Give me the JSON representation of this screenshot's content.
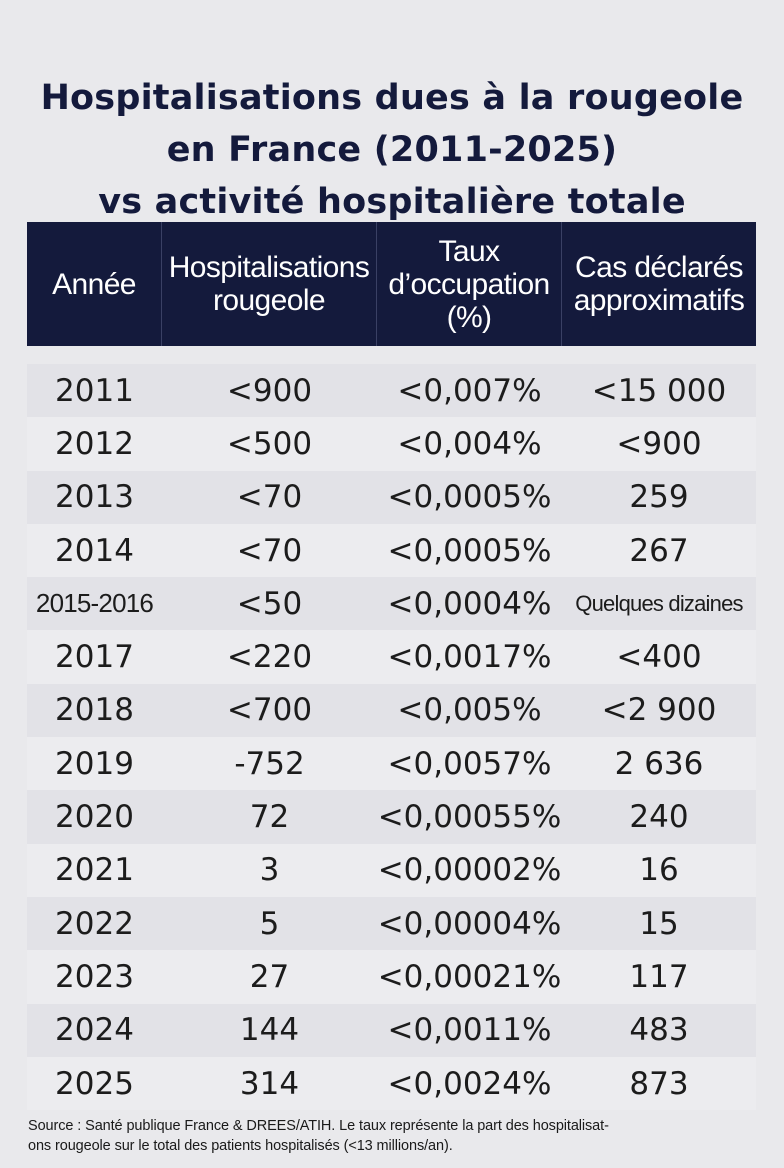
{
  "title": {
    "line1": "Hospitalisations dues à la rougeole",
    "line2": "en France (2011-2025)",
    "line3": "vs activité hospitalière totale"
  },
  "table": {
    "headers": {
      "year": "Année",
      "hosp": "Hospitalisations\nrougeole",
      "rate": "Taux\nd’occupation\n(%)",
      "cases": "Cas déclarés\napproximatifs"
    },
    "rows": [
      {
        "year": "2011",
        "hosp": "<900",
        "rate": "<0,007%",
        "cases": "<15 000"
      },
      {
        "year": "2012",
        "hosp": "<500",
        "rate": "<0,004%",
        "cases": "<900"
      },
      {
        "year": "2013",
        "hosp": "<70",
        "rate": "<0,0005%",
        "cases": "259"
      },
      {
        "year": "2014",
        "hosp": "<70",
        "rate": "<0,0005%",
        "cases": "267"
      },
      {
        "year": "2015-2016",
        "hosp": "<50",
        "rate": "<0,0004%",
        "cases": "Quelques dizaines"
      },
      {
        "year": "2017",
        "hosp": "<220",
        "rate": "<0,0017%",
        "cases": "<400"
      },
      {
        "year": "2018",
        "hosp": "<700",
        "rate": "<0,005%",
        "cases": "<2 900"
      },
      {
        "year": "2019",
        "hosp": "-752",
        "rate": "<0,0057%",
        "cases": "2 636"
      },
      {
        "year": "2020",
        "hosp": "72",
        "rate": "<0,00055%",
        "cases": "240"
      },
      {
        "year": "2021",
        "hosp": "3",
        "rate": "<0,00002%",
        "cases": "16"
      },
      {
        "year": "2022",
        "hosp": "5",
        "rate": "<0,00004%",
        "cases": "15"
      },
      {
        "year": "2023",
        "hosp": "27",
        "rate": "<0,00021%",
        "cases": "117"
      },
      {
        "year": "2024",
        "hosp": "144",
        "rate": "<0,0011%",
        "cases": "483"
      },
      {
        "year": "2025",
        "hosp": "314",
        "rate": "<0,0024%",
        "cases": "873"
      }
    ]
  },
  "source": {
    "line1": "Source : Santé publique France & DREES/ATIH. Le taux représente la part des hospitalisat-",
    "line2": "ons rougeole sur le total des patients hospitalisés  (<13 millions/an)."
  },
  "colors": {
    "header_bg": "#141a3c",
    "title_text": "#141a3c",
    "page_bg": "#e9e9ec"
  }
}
######
--- Task details ---
Please output the entries above exactly, leaving out every picture.

--- Written solution ---
Give me the JSON representation of this screenshot's content.
{
  "title": {
    "line1": "Hospitalisations dues à la rougeole",
    "line2": "en France (2011-2025)",
    "line3": "vs activité hospitalière totale"
  },
  "table": {
    "headers": {
      "year": "Année",
      "hosp": "Hospitalisations\nrougeole",
      "rate": "Taux\nd’occupation\n(%)",
      "cases": "Cas déclarés\napproximatifs"
    },
    "rows": [
      {
        "year": "2011",
        "hosp": "<900",
        "rate": "<0,007%",
        "cases": "<15 000"
      },
      {
        "year": "2012",
        "hosp": "<500",
        "rate": "<0,004%",
        "cases": "<900"
      },
      {
        "year": "2013",
        "hosp": "<70",
        "rate": "<0,0005%",
        "cases": "259"
      },
      {
        "year": "2014",
        "hosp": "<70",
        "rate": "<0,0005%",
        "cases": "267"
      },
      {
        "year": "2015-2016",
        "hosp": "<50",
        "rate": "<0,0004%",
        "cases": "Quelques dizaines"
      },
      {
        "year": "2017",
        "hosp": "<220",
        "rate": "<0,0017%",
        "cases": "<400"
      },
      {
        "year": "2018",
        "hosp": "<700",
        "rate": "<0,005%",
        "cases": "<2 900"
      },
      {
        "year": "2019",
        "hosp": "-752",
        "rate": "<0,0057%",
        "cases": "2 636"
      },
      {
        "year": "2020",
        "hosp": "72",
        "rate": "<0,00055%",
        "cases": "240"
      },
      {
        "year": "2021",
        "hosp": "3",
        "rate": "<0,00002%",
        "cases": "16"
      },
      {
        "year": "2022",
        "hosp": "5",
        "rate": "<0,00004%",
        "cases": "15"
      },
      {
        "year": "2023",
        "hosp": "27",
        "rate": "<0,00021%",
        "cases": "117"
      },
      {
        "year": "2024",
        "hosp": "144",
        "rate": "<0,0011%",
        "cases": "483"
      },
      {
        "year": "2025",
        "hosp": "314",
        "rate": "<0,0024%",
        "cases": "873"
      }
    ]
  },
  "source": {
    "line1": "Source : Santé publique France & DREES/ATIH. Le taux représente la part des hospitalisat-",
    "line2": "ons rougeole sur le total des patients hospitalisés  (<13 millions/an)."
  },
  "colors": {
    "header_bg": "#141a3c",
    "title_text": "#141a3c",
    "page_bg": "#e9e9ec"
  }
}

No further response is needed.